# The problem
Using the article on the 2nd Africa Movie Academy Awards, explain why the ceremony held on 29 April 2006 at the Gloryland Cultural Center took place. Answer in one to three sentences.

- Date: Saturday, 29 April 2006
- Site: Gloryland Cultural Center Yenagoa, Bayelsa State, Nigeria
- Organized by: Africa Film Academy

Highlights
- Best Picture: Rising Moon

= 2nd Africa Movie Academy Awards =

2006 film awards ceremony

The 2nd Africa Movie Academy Awards ceremony was held on 29 April 2006, at the Gloryland Cultural Center in Yenagoa, Bayelsa State, Nigeria, to honor the best African films of 2005. The ceremony was broadcast live on Nigerian national television. Numerous celebrities and top Nigerian politicians attended the event, including Goodluck Jonathan (former Governor of Bayelsa State) and various Nollywood actresses and actors. The special guest was South African Grammy Award-winning artist Miriam Makeba, who performed at the ceremony. Nigerian veteran actor and playwright Hubert Ogunde received a posthumous award.

# Supplied information

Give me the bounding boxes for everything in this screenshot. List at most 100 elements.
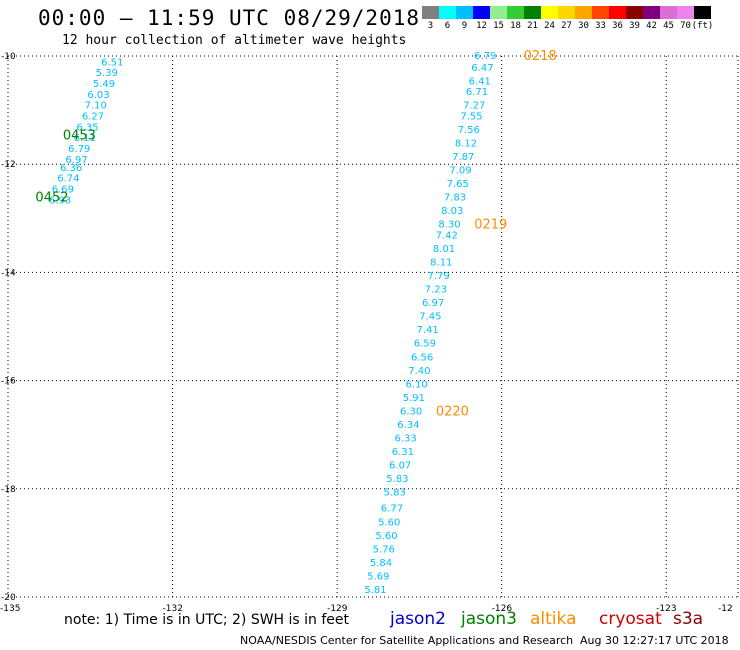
lon-label: -126 bbox=[492, 604, 513, 614]
pass-time-label: 0219 bbox=[474, 218, 507, 233]
wave-height-value: 7.45 bbox=[419, 312, 441, 323]
wave-height-value: 6.93 bbox=[49, 195, 71, 206]
wave-height-value: 6.30 bbox=[400, 406, 422, 417]
legend-swatch bbox=[507, 6, 524, 19]
sat-jason3: jason3 bbox=[461, 609, 517, 629]
footnote: note: 1) Time is in UTC; 2) SWH is in fe… bbox=[64, 612, 350, 628]
legend-label: 45 bbox=[663, 21, 674, 31]
wave-height-value: 6.97 bbox=[422, 298, 444, 309]
wave-height-value: 7.83 bbox=[444, 193, 466, 204]
legend-swatch bbox=[575, 6, 592, 19]
wave-height-value: 6.97 bbox=[65, 155, 87, 166]
wave-height-value: 8.30 bbox=[438, 220, 460, 231]
legend-label: 33 bbox=[595, 21, 606, 31]
legend-cell: 30 bbox=[575, 6, 592, 31]
sat-altika: altika bbox=[530, 609, 577, 629]
legend-swatch bbox=[592, 6, 609, 19]
wave-height-value: 6.34 bbox=[397, 420, 419, 431]
sat-cryosat: cryosat bbox=[599, 609, 662, 629]
wave-height-value: 5.49 bbox=[93, 79, 115, 90]
lat-label: -14 bbox=[1, 268, 16, 278]
legend-label: 39 bbox=[629, 21, 640, 31]
legend-cell: 12 bbox=[473, 6, 490, 31]
legend-label: 42 bbox=[646, 21, 657, 31]
wave-height-value: 6.36 bbox=[60, 163, 82, 174]
legend-swatch bbox=[677, 6, 694, 19]
lon-label: -129 bbox=[327, 604, 348, 614]
timestamp: Aug 30 12:27:17 UTC 2018 bbox=[580, 634, 729, 647]
legend-cell: 27 bbox=[558, 6, 575, 31]
legend-label: 9 bbox=[461, 21, 468, 31]
legend-swatch bbox=[524, 6, 541, 19]
legend-cell: 21 bbox=[524, 6, 541, 31]
legend-cell: 15 bbox=[490, 6, 507, 31]
wave-height-value: 8.11 bbox=[430, 258, 452, 269]
wave-height-value: 6.47 bbox=[471, 63, 493, 74]
credit-line: NOAA/NESDIS Center for Satellite Applica… bbox=[240, 634, 574, 647]
legend-swatch bbox=[558, 6, 575, 19]
wave-height-value: 5.83 bbox=[384, 488, 406, 499]
legend-cell: 18 bbox=[507, 6, 524, 31]
wave-height-value: 6.35 bbox=[76, 122, 98, 133]
wave-height-value: 7.41 bbox=[416, 325, 438, 336]
wave-height-value: 7.40 bbox=[408, 366, 430, 377]
wave-height-value: 7.56 bbox=[458, 125, 480, 136]
wave-height-value: 6.41 bbox=[469, 76, 491, 87]
legend-swatch bbox=[643, 6, 660, 19]
legend-label: 27 bbox=[561, 21, 572, 31]
pass-time-labels: 0453045202180219022006120611 bbox=[35, 49, 557, 419]
legend-swatch bbox=[626, 6, 643, 19]
color-legend: 3 6 9 12 15 18 21 24 27 30 33 36 39 42 4… bbox=[422, 6, 714, 31]
legend-label: 15 bbox=[493, 21, 504, 31]
legend-label: 36 bbox=[612, 21, 623, 31]
legend-cell: 39 bbox=[626, 6, 643, 31]
lat-label: -12 bbox=[1, 160, 16, 170]
legend-swatch bbox=[490, 6, 507, 19]
wave-height-value: 8.01 bbox=[433, 244, 455, 255]
lon-label: -135 bbox=[0, 604, 20, 614]
legend-cell: 36 bbox=[609, 6, 626, 31]
lon-label: -12 bbox=[718, 604, 733, 614]
pass-time-label: 0218 bbox=[524, 49, 557, 64]
pass-time-label: 0453 bbox=[63, 128, 96, 143]
legend-cell: 6 bbox=[439, 6, 456, 31]
wave-height-value: 6.10 bbox=[405, 379, 427, 390]
wave-height-value: 7.65 bbox=[447, 179, 469, 190]
sat-jason2: jason2 bbox=[390, 609, 446, 629]
lon-label: -123 bbox=[656, 604, 676, 614]
map-title: 00:00 – 11:59 UTC 08/29/2018 bbox=[38, 6, 421, 30]
legend-swatch bbox=[473, 6, 490, 19]
wave-height-value: 5.83 bbox=[386, 474, 408, 485]
wave-height-value: 7.10 bbox=[85, 101, 107, 112]
legend-label: (ft) bbox=[691, 21, 714, 31]
axis-labels: -10 -12 -14 -16 -18 -20-135 -132 -129 -126 -123 -1… bbox=[0, 52, 733, 614]
map-grid bbox=[7, 55, 739, 598]
legend-swatch bbox=[439, 6, 456, 19]
legend-swatch bbox=[609, 6, 626, 19]
wave-height-value: 6.56 bbox=[411, 352, 433, 363]
wave-height-value: 8.12 bbox=[455, 139, 477, 150]
legend-swatch bbox=[541, 6, 558, 19]
lat-label: -10 bbox=[1, 52, 16, 62]
wave-height-value: 6.59 bbox=[414, 339, 436, 350]
wave-height-value: 7.55 bbox=[460, 112, 482, 123]
legend-swatch bbox=[456, 6, 473, 19]
wave-height-value: 5.76 bbox=[373, 544, 395, 555]
wave-height-value: 7.23 bbox=[425, 285, 447, 296]
legend-label: 6 bbox=[444, 21, 451, 31]
lat-label: -18 bbox=[1, 485, 16, 495]
legend-label: 21 bbox=[527, 21, 538, 31]
wave-height-value: 6.79 bbox=[68, 144, 90, 155]
legend-label: 24 bbox=[544, 21, 555, 31]
legend-cell: 9 bbox=[456, 6, 473, 31]
wave-height-value: 6.31 bbox=[392, 447, 414, 458]
legend-cell: 24 bbox=[541, 6, 558, 31]
wave-height-value: 5.81 bbox=[364, 585, 386, 596]
legend-cell: 42 bbox=[643, 6, 660, 31]
legend-label: 30 bbox=[578, 21, 589, 31]
sat-s3a: s3a bbox=[673, 609, 704, 629]
wave-height-value: 6.27 bbox=[82, 112, 104, 123]
legend-label: 70 bbox=[680, 21, 691, 31]
wave-height-value: 6.33 bbox=[395, 433, 417, 444]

# Output for this task
The ceremony was held to honor the best African films of 2005.